====== Data for this task

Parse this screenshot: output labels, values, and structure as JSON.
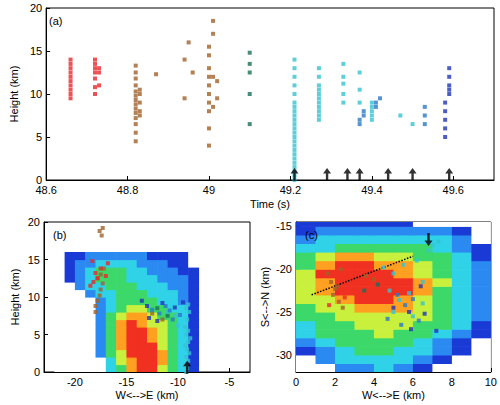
{
  "chart_data": [
    {
      "type": "scatter",
      "title": "(a)",
      "xlabel": "Time (s)",
      "ylabel": "Height (km)",
      "xlim": [
        48.6,
        49.7
      ],
      "xticks": [
        48.6,
        48.8,
        49.0,
        49.2,
        49.4,
        49.6
      ],
      "ylim": [
        0,
        20
      ],
      "yticks": [
        0,
        5,
        10,
        15,
        20
      ],
      "marker": "square",
      "series": [
        {
          "color": "#e8282a",
          "x": [
            48.66,
            48.66,
            48.66,
            48.66,
            48.66,
            48.66,
            48.66,
            48.66,
            48.66,
            48.66,
            48.72,
            48.72,
            48.72,
            48.72,
            48.72,
            48.72,
            48.72,
            48.73,
            48.73,
            48.73
          ],
          "y": [
            9.5,
            10,
            10.5,
            11,
            11.5,
            12,
            12.5,
            13,
            13.5,
            14,
            10,
            10.8,
            11.8,
            12.5,
            13,
            13.5,
            14,
            11,
            12.5,
            13
          ]
        },
        {
          "color": "#a0612a",
          "x": [
            48.82,
            48.82,
            48.82,
            48.82,
            48.82,
            48.82,
            48.82,
            48.82,
            48.82,
            48.82,
            48.82,
            48.82,
            48.82,
            48.82,
            48.83,
            48.83,
            48.83,
            48.83,
            48.83,
            48.87,
            48.94,
            48.94,
            48.95,
            48.96,
            49.0,
            49.0,
            49.0,
            49.0,
            49.0,
            49.0,
            49.0,
            49.0,
            49.0,
            49.0,
            49.01,
            49.01,
            49.01,
            49.01,
            49.02,
            49.02
          ],
          "y": [
            4.5,
            5.5,
            6.5,
            7.2,
            7.8,
            8.3,
            8.8,
            9.3,
            9.8,
            10.3,
            11,
            11.8,
            12.5,
            13.3,
            7.5,
            8,
            9,
            10,
            10.5,
            12.3,
            9.5,
            14,
            16,
            12.5,
            4,
            6,
            8,
            9,
            10,
            11,
            12,
            13,
            14.5,
            15.5,
            8.5,
            12,
            17,
            18.5,
            9.5,
            11.5
          ]
        },
        {
          "color": "#1e6e5a",
          "x": [
            49.1,
            49.1,
            49.1,
            49.1,
            49.1
          ],
          "y": [
            6.5,
            10,
            12.5,
            13.5,
            14.8
          ]
        },
        {
          "color": "#35c3d2",
          "x": [
            49.21,
            49.21,
            49.21,
            49.21,
            49.21,
            49.21,
            49.21,
            49.21,
            49.21,
            49.21,
            49.21,
            49.21,
            49.21,
            49.21,
            49.21,
            49.21,
            49.21,
            49.21,
            49.21,
            49.21,
            49.21,
            49.21,
            49.21,
            49.21,
            49.27,
            49.27,
            49.27,
            49.27,
            49.27,
            49.27,
            49.27,
            49.27,
            49.27,
            49.27,
            49.27,
            49.33,
            49.33,
            49.33,
            49.33,
            49.33,
            49.37,
            49.37,
            49.37,
            49.4,
            49.4,
            49.4,
            49.4,
            49.4,
            49.47,
            49.5
          ],
          "y": [
            0,
            0.5,
            1,
            1.5,
            2,
            2.5,
            3,
            3.5,
            4,
            4.5,
            5,
            5.5,
            6,
            6.5,
            7,
            7.5,
            8,
            8.5,
            9,
            10,
            11,
            12,
            13,
            14,
            7,
            7.5,
            8,
            8.5,
            9,
            9.5,
            10,
            10.5,
            11,
            12,
            13,
            9,
            10,
            11.2,
            12,
            13.5,
            9,
            10.5,
            12.5,
            7,
            7.5,
            8,
            8.5,
            9,
            7.5,
            6.5
          ]
        },
        {
          "color": "#2a78c8",
          "x": [
            49.37,
            49.37,
            49.38,
            49.38,
            49.41,
            49.41,
            49.42,
            49.53,
            49.53,
            49.53
          ],
          "y": [
            6.5,
            7,
            7.5,
            8,
            8.5,
            9,
            9.5,
            6.5,
            7.5,
            8.5
          ]
        },
        {
          "color": "#1f35b8",
          "x": [
            49.58,
            49.58,
            49.58,
            49.58,
            49.58,
            49.59,
            49.59,
            49.59,
            49.59,
            49.59
          ],
          "y": [
            5,
            6,
            7,
            8,
            9,
            10,
            10.5,
            11,
            12,
            13
          ]
        }
      ],
      "arrows": {
        "direction": "up",
        "x": [
          49.21,
          49.29,
          49.34,
          49.37,
          49.44,
          49.5,
          49.59
        ],
        "y": [
          1.4,
          1.4,
          1.4,
          1.4,
          1.4,
          1.4,
          1.4
        ]
      }
    },
    {
      "type": "scatter",
      "title": "(b)",
      "xlabel": "W<-->E (km)",
      "ylabel": "Height (km)",
      "xlim": [
        -23,
        -3
      ],
      "xticks": [
        -20,
        -15,
        -10,
        -5
      ],
      "ylim": [
        0,
        20
      ],
      "yticks": [
        0,
        5,
        10,
        15,
        20
      ],
      "marker": "square",
      "reflectivity": {
        "x0": -22,
        "y0": 0,
        "dx": 1,
        "dy": 1,
        "colors": [
          "#ffffff",
          "#1a3ad6",
          "#2a8af2",
          "#30d2e8",
          "#3cd86a",
          "#c8f03c",
          "#ffa020",
          "#f03020"
        ],
        "levels": [
          [
            0,
            0,
            0,
            0,
            0,
            3,
            4,
            6,
            7,
            7,
            5,
            4,
            3,
            1
          ],
          [
            0,
            0,
            0,
            0,
            0,
            3,
            5,
            6,
            7,
            7,
            6,
            4,
            3,
            1
          ],
          [
            0,
            0,
            0,
            0,
            2,
            4,
            5,
            7,
            7,
            7,
            6,
            4,
            3,
            1
          ],
          [
            0,
            0,
            0,
            0,
            2,
            4,
            6,
            7,
            7,
            7,
            5,
            4,
            3,
            1
          ],
          [
            0,
            0,
            0,
            0,
            2,
            4,
            6,
            7,
            7,
            6,
            5,
            4,
            3,
            1
          ],
          [
            0,
            0,
            0,
            0,
            2,
            4,
            6,
            7,
            7,
            6,
            5,
            4,
            3,
            1
          ],
          [
            0,
            0,
            0,
            0,
            2,
            4,
            6,
            7,
            6,
            5,
            5,
            4,
            3,
            1
          ],
          [
            0,
            0,
            0,
            0,
            2,
            4,
            5,
            6,
            6,
            5,
            4,
            4,
            3,
            1
          ],
          [
            0,
            0,
            0,
            0,
            2,
            3,
            4,
            5,
            5,
            4,
            4,
            3,
            3,
            1
          ],
          [
            0,
            0,
            0,
            0,
            2,
            3,
            4,
            4,
            4,
            4,
            3,
            3,
            2,
            1
          ],
          [
            0,
            0,
            0,
            2,
            3,
            3,
            4,
            4,
            4,
            3,
            3,
            3,
            2,
            1
          ],
          [
            0,
            0,
            2,
            3,
            3,
            4,
            4,
            4,
            3,
            3,
            3,
            2,
            2,
            1
          ],
          [
            0,
            1,
            2,
            3,
            4,
            4,
            4,
            3,
            3,
            3,
            2,
            2,
            2,
            1
          ],
          [
            0,
            1,
            2,
            3,
            4,
            4,
            4,
            3,
            3,
            2,
            2,
            2,
            1,
            1
          ],
          [
            0,
            1,
            2,
            2,
            3,
            3,
            3,
            3,
            2,
            2,
            2,
            1,
            1,
            0
          ],
          [
            0,
            1,
            1,
            2,
            2,
            2,
            2,
            2,
            2,
            1,
            1,
            1,
            1,
            0
          ]
        ]
      },
      "series": [
        {
          "color": "#a0612a",
          "x": [
            -18,
            -18,
            -17.8,
            -17.6,
            -17.5,
            -17.3,
            -17.8,
            -17.5,
            -17.2,
            -17.4,
            -17.6,
            -17.3,
            -12.5,
            -11.5
          ],
          "y": [
            8,
            8.8,
            9.5,
            10.2,
            11,
            11.8,
            12.5,
            13,
            13.8,
            18.2,
            18.8,
            19.2,
            7.8,
            7
          ]
        },
        {
          "color": "#e8282a",
          "x": [
            -18.5,
            -18.2,
            -17.8,
            -18,
            -17.5,
            -16.8,
            -17,
            -18.3
          ],
          "y": [
            11.5,
            12,
            12.5,
            13.2,
            13.8,
            14.5,
            12.8,
            14.8
          ]
        },
        {
          "color": "#1e6e5a",
          "x": [
            -12,
            -11
          ],
          "y": [
            8.5,
            7.5
          ]
        },
        {
          "color": "#35c3d2",
          "x": [
            -9.2,
            -9.1,
            -9.3,
            -9.0,
            -9.2,
            -8.9,
            -9.1,
            -9.3,
            -9.0,
            -8.8,
            -9.2,
            -9.0,
            -9.3,
            -9.1,
            -8.9,
            -9.2,
            -9.0,
            -11,
            -10.2,
            -10
          ],
          "y": [
            0,
            0.5,
            1,
            1.5,
            2,
            2.5,
            3,
            3.5,
            4,
            4.5,
            5,
            5.5,
            6,
            7,
            8,
            8.5,
            9,
            8,
            7.5,
            6.2
          ]
        },
        {
          "color": "#2a78c8",
          "x": [
            -12.5,
            -11.8,
            -11.2,
            -10.5,
            -10.8,
            -9.8
          ],
          "y": [
            8.3,
            7.8,
            8.8,
            7,
            8.2,
            7.6
          ]
        },
        {
          "color": "#1f35b8",
          "x": [
            -13.5,
            -13,
            -12.8,
            -11.5,
            -10.3,
            -9.5,
            -12
          ],
          "y": [
            9.5,
            8.8,
            7.2,
            9.2,
            8.6,
            9.3,
            6.8
          ]
        }
      ],
      "arrows": {
        "direction": "up",
        "x": [
          -9.1
        ],
        "y": [
          1.5
        ]
      }
    },
    {
      "type": "scatter",
      "title": "(c)",
      "xlabel": "W<-->E (km)",
      "ylabel": "S<-->N (km)",
      "xlim": [
        0,
        10
      ],
      "xticks": [
        0,
        2,
        4,
        6,
        8,
        10
      ],
      "ylim": [
        -32,
        -14.5
      ],
      "yticks": [
        -30,
        -25,
        -20,
        -15
      ],
      "marker": "square",
      "reflectivity": {
        "x0": 0,
        "y0": -32,
        "dx": 1,
        "dy": 1,
        "colors": [
          "#ffffff",
          "#1a3ad6",
          "#2a8af2",
          "#30d2e8",
          "#3cd86a",
          "#c8f03c",
          "#ffa020",
          "#f03020"
        ],
        "levels": [
          [
            0,
            0,
            2,
            2,
            3,
            2,
            1,
            0,
            0,
            0
          ],
          [
            0,
            2,
            3,
            3,
            3,
            3,
            2,
            1,
            0,
            0
          ],
          [
            1,
            2,
            3,
            4,
            4,
            3,
            3,
            2,
            1,
            0
          ],
          [
            2,
            3,
            4,
            4,
            4,
            4,
            3,
            2,
            1,
            0
          ],
          [
            3,
            4,
            4,
            4,
            5,
            4,
            4,
            3,
            2,
            1
          ],
          [
            3,
            4,
            4,
            5,
            5,
            5,
            4,
            4,
            3,
            1
          ],
          [
            4,
            4,
            5,
            5,
            5,
            5,
            5,
            4,
            3,
            2
          ],
          [
            4,
            5,
            5,
            6,
            6,
            6,
            5,
            4,
            3,
            2
          ],
          [
            5,
            5,
            6,
            7,
            7,
            6,
            5,
            4,
            3,
            2
          ],
          [
            5,
            6,
            7,
            7,
            7,
            7,
            6,
            4,
            3,
            2
          ],
          [
            5,
            6,
            7,
            7,
            7,
            7,
            6,
            5,
            3,
            2
          ],
          [
            5,
            7,
            7,
            7,
            7,
            6,
            5,
            4,
            3,
            2
          ],
          [
            4,
            6,
            7,
            7,
            6,
            6,
            5,
            4,
            3,
            2
          ],
          [
            4,
            5,
            6,
            6,
            5,
            5,
            4,
            4,
            3,
            1
          ],
          [
            3,
            3,
            4,
            4,
            4,
            4,
            4,
            3,
            2,
            1
          ],
          [
            2,
            3,
            3,
            3,
            3,
            3,
            3,
            3,
            2,
            0
          ],
          [
            1,
            2,
            2,
            2,
            2,
            2,
            2,
            2,
            1,
            0
          ],
          [
            1,
            1,
            1,
            1,
            1,
            1,
            0,
            0,
            0,
            0
          ]
        ]
      },
      "series": [
        {
          "color": "#a0612a",
          "x": [
            1.6,
            1.8,
            2,
            1.9,
            2.2,
            2.4,
            2.1,
            4,
            3.6,
            2.3
          ],
          "y": [
            -20.5,
            -21.5,
            -22.3,
            -23,
            -23.8,
            -24.5,
            -22,
            -21.2,
            -20.8,
            -20
          ]
        },
        {
          "color": "#e8282a",
          "x": [
            2.1,
            1.7,
            2.5
          ],
          "y": [
            -22.8,
            -24.2,
            -23.3
          ]
        },
        {
          "color": "#1e6e5a",
          "x": [
            4.2,
            3.5
          ],
          "y": [
            -21.8,
            -22.5
          ]
        },
        {
          "color": "#35c3d2",
          "x": [
            4.5,
            5,
            5.5,
            6.2,
            4.8,
            5.3,
            5.8,
            6.5,
            7,
            7.3,
            6.8,
            5,
            6,
            6.5
          ],
          "y": [
            -19.8,
            -20.5,
            -19.5,
            -19,
            -22.5,
            -23.6,
            -22.8,
            -24,
            -17.2,
            -16.8,
            -17.8,
            -25,
            -25.5,
            -21.5
          ]
        },
        {
          "color": "#2a78c8",
          "x": [
            5.2,
            5.6,
            6,
            6.3,
            5.4,
            4.7
          ],
          "y": [
            -23,
            -24.2,
            -23.5,
            -26,
            -26.5,
            -25.8
          ]
        },
        {
          "color": "#1f35b8",
          "x": [
            5,
            5.8,
            6.6,
            7.2,
            5.9,
            6.4
          ],
          "y": [
            -24.5,
            -25,
            -25.2,
            -27.2,
            -27,
            -22
          ]
        }
      ],
      "line": {
        "color": "#000000",
        "line_style": "dotted",
        "x": [
          0.8,
          6
        ],
        "y": [
          -23,
          -18.5
        ]
      },
      "arrows": {
        "direction": "down",
        "x": [
          6.8
        ],
        "y": [
          -17.3
        ]
      }
    }
  ]
}
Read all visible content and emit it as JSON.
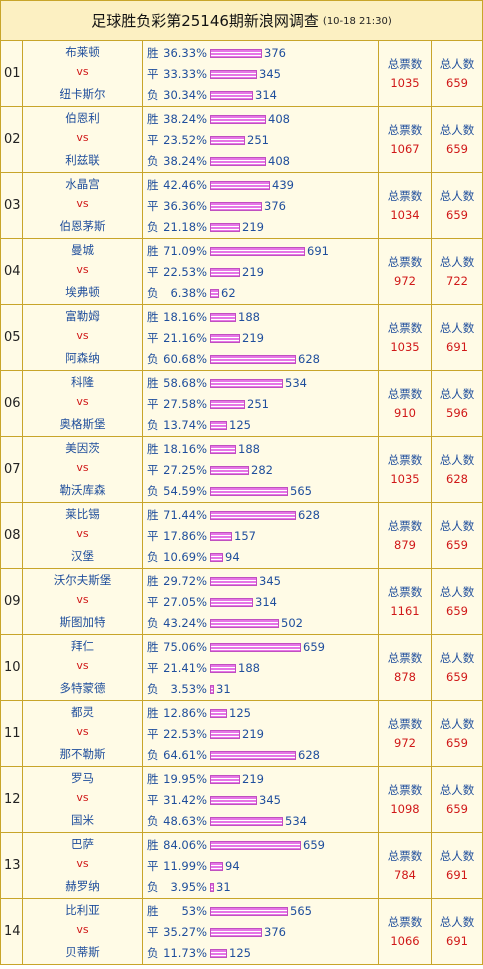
{
  "title": "足球胜负彩第25146期新浪网调查",
  "time": "(10-18 21:30)",
  "labels": {
    "win": "胜",
    "draw": "平",
    "lose": "负",
    "vs": "vs",
    "total_votes": "总票数",
    "total_people": "总人数"
  },
  "matches": [
    {
      "no": "01",
      "home": "布莱顿",
      "away": "纽卡斯尔",
      "win_pct": "36.33%",
      "win": 376,
      "draw_pct": "33.33%",
      "draw": 345,
      "lose_pct": "30.34%",
      "lose": 314,
      "votes": "1035",
      "people": "659"
    },
    {
      "no": "02",
      "home": "伯恩利",
      "away": "利兹联",
      "win_pct": "38.24%",
      "win": 408,
      "draw_pct": "23.52%",
      "draw": 251,
      "lose_pct": "38.24%",
      "lose": 408,
      "votes": "1067",
      "people": "659"
    },
    {
      "no": "03",
      "home": "水晶宫",
      "away": "伯恩茅斯",
      "win_pct": "42.46%",
      "win": 439,
      "draw_pct": "36.36%",
      "draw": 376,
      "lose_pct": "21.18%",
      "lose": 219,
      "votes": "1034",
      "people": "659"
    },
    {
      "no": "04",
      "home": "曼城",
      "away": "埃弗顿",
      "win_pct": "71.09%",
      "win": 691,
      "draw_pct": "22.53%",
      "draw": 219,
      "lose_pct": "6.38%",
      "lose": 62,
      "votes": "972",
      "people": "722"
    },
    {
      "no": "05",
      "home": "富勒姆",
      "away": "阿森纳",
      "win_pct": "18.16%",
      "win": 188,
      "draw_pct": "21.16%",
      "draw": 219,
      "lose_pct": "60.68%",
      "lose": 628,
      "votes": "1035",
      "people": "691"
    },
    {
      "no": "06",
      "home": "科隆",
      "away": "奥格斯堡",
      "win_pct": "58.68%",
      "win": 534,
      "draw_pct": "27.58%",
      "draw": 251,
      "lose_pct": "13.74%",
      "lose": 125,
      "votes": "910",
      "people": "596"
    },
    {
      "no": "07",
      "home": "美因茨",
      "away": "勒沃库森",
      "win_pct": "18.16%",
      "win": 188,
      "draw_pct": "27.25%",
      "draw": 282,
      "lose_pct": "54.59%",
      "lose": 565,
      "votes": "1035",
      "people": "628"
    },
    {
      "no": "08",
      "home": "莱比锡",
      "away": "汉堡",
      "win_pct": "71.44%",
      "win": 628,
      "draw_pct": "17.86%",
      "draw": 157,
      "lose_pct": "10.69%",
      "lose": 94,
      "votes": "879",
      "people": "659"
    },
    {
      "no": "09",
      "home": "沃尔夫斯堡",
      "away": "斯图加特",
      "win_pct": "29.72%",
      "win": 345,
      "draw_pct": "27.05%",
      "draw": 314,
      "lose_pct": "43.24%",
      "lose": 502,
      "votes": "1161",
      "people": "659"
    },
    {
      "no": "10",
      "home": "拜仁",
      "away": "多特蒙德",
      "win_pct": "75.06%",
      "win": 659,
      "draw_pct": "21.41%",
      "draw": 188,
      "lose_pct": "3.53%",
      "lose": 31,
      "votes": "878",
      "people": "659"
    },
    {
      "no": "11",
      "home": "都灵",
      "away": "那不勒斯",
      "win_pct": "12.86%",
      "win": 125,
      "draw_pct": "22.53%",
      "draw": 219,
      "lose_pct": "64.61%",
      "lose": 628,
      "votes": "972",
      "people": "659"
    },
    {
      "no": "12",
      "home": "罗马",
      "away": "国米",
      "win_pct": "19.95%",
      "win": 219,
      "draw_pct": "31.42%",
      "draw": 345,
      "lose_pct": "48.63%",
      "lose": 534,
      "votes": "1098",
      "people": "659"
    },
    {
      "no": "13",
      "home": "巴萨",
      "away": "赫罗纳",
      "win_pct": "84.06%",
      "win": 659,
      "draw_pct": "11.99%",
      "draw": 94,
      "lose_pct": "3.95%",
      "lose": 31,
      "votes": "784",
      "people": "691"
    },
    {
      "no": "14",
      "home": "比利亚",
      "away": "贝蒂斯",
      "win_pct": "53%",
      "win": 565,
      "draw_pct": "35.27%",
      "draw": 376,
      "lose_pct": "11.73%",
      "lose": 125,
      "votes": "1066",
      "people": "691"
    }
  ]
}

============

Count every line of the records that holds the string "title". Write only the total.

= Solution to the exercise =
4